Data listing —
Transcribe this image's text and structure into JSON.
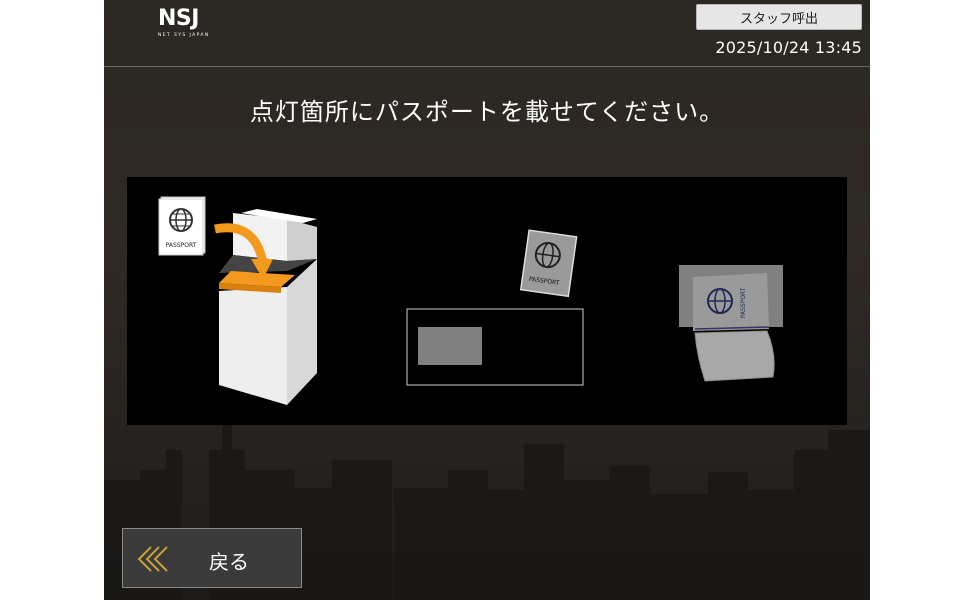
{
  "header": {
    "logo_text": "NSJ",
    "logo_subtext": "NET SYS JAPAN",
    "staff_call_label": "スタッフ呼出",
    "datetime": "2025/10/24 13:45"
  },
  "main": {
    "instruction": "点灯箇所にパスポートを載せてください。",
    "illustrations": {
      "passport_label": "PASSPORT",
      "highlight_color": "#f39a1e"
    }
  },
  "footer": {
    "back_label": "戻る",
    "back_icon": "double-chevron-left-icon",
    "back_icon_color": "#c9a23a"
  },
  "colors": {
    "background": "#2b2723",
    "panel": "#000000",
    "accent": "#f39a1e"
  }
}
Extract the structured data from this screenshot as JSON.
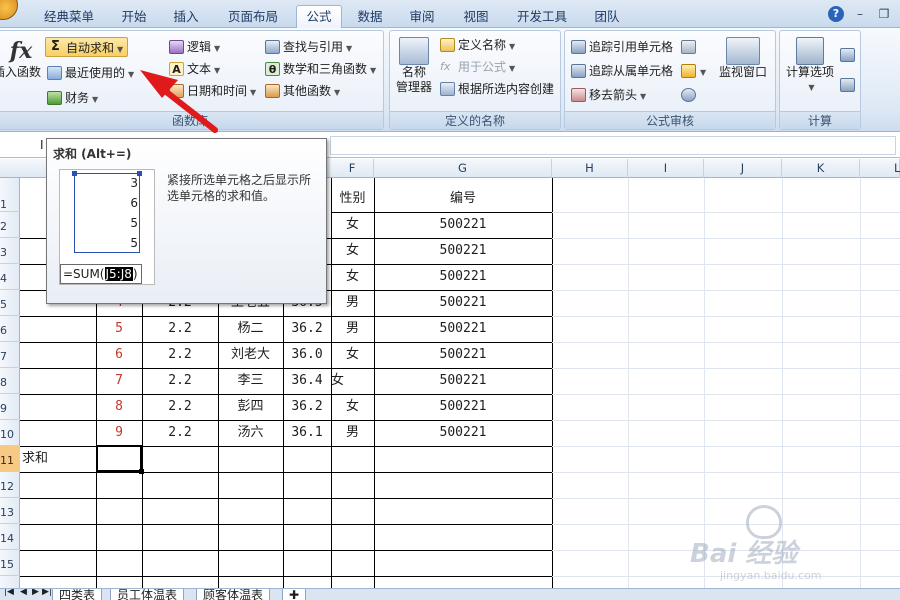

Exercise — Repeat the entries exactly. Pictures are excluded from the copy.

Answer to this task —
Transcribe this image's text and structure into JSON.
{
  "header": {
    "logo_text": "NSJ",
    "logo_subtext": "NET SYS JAPAN",
    "staff_call_label": "スタッフ呼出",
    "datetime": "2025/10/24 13:45"
  },
  "main": {
    "instruction": "点灯箇所にパスポートを載せてください。",
    "illustrations": {
      "passport_label": "PASSPORT",
      "highlight_color": "#f39a1e"
    }
  },
  "footer": {
    "back_label": "戻る",
    "back_icon": "double-chevron-left-icon",
    "back_icon_color": "#c9a23a"
  },
  "colors": {
    "background": "#2b2723",
    "panel": "#000000",
    "accent": "#f39a1e"
  }
}
Extract the structured data from this screenshot as JSON.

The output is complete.